▶ **Exercise goal**
Could you pull out every line of the listing from its very first line through the line containing "download-icon: [450, 56, 466, 71]", both ends included, and reproduce them unchanged?

▶ **Records for the task**
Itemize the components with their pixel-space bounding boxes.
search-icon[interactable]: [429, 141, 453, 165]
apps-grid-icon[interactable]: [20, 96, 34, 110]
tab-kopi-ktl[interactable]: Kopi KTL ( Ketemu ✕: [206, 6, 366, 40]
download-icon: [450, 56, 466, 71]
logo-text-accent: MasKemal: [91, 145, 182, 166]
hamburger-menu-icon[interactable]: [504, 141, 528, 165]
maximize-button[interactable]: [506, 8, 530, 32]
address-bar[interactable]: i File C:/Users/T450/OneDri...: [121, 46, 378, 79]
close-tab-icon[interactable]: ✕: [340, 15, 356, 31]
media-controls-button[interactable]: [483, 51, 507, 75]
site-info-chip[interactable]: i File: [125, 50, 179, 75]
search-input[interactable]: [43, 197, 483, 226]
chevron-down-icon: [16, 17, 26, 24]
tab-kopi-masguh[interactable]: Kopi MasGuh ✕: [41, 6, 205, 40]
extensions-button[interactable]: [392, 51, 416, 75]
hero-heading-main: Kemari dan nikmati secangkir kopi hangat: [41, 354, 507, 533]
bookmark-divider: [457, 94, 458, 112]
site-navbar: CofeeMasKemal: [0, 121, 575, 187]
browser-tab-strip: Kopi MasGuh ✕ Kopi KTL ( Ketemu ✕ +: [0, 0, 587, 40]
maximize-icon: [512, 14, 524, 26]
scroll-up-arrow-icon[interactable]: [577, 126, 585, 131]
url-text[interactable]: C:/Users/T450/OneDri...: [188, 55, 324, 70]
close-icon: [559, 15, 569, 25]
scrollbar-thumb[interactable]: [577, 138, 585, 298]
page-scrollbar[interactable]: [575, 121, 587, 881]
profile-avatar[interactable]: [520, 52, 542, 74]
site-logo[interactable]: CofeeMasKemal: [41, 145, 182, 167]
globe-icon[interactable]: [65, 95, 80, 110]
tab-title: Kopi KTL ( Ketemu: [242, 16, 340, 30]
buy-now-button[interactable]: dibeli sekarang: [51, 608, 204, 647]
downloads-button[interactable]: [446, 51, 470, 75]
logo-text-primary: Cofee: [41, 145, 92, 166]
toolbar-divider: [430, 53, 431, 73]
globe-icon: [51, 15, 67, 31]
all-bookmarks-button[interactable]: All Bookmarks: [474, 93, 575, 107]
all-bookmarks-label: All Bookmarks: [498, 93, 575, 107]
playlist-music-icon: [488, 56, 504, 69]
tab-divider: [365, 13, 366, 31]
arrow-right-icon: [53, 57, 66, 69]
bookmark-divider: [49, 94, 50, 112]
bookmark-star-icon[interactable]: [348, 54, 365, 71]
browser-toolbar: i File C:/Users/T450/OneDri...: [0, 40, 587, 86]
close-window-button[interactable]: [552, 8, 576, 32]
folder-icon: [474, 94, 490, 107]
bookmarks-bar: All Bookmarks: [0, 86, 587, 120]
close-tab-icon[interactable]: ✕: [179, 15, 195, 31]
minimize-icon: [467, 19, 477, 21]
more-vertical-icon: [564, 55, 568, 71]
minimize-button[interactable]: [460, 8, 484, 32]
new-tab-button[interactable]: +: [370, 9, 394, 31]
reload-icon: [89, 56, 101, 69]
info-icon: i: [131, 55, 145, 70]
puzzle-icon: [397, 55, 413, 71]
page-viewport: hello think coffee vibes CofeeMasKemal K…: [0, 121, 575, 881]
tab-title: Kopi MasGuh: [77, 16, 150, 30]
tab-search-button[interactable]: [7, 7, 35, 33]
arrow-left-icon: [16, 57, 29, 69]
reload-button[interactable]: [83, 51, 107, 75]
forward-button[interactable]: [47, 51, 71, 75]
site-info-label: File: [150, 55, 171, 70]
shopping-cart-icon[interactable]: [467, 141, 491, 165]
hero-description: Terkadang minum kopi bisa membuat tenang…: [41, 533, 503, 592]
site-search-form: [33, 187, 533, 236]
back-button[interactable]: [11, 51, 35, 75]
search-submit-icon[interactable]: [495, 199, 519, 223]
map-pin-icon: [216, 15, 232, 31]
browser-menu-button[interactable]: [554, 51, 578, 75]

▶ **Task response**
Itemize the components with their pixel-space bounding boxes.
search-icon[interactable]: [429, 141, 453, 165]
apps-grid-icon[interactable]: [20, 96, 34, 110]
tab-kopi-ktl[interactable]: Kopi KTL ( Ketemu ✕: [206, 6, 366, 40]
download-icon: [450, 56, 466, 71]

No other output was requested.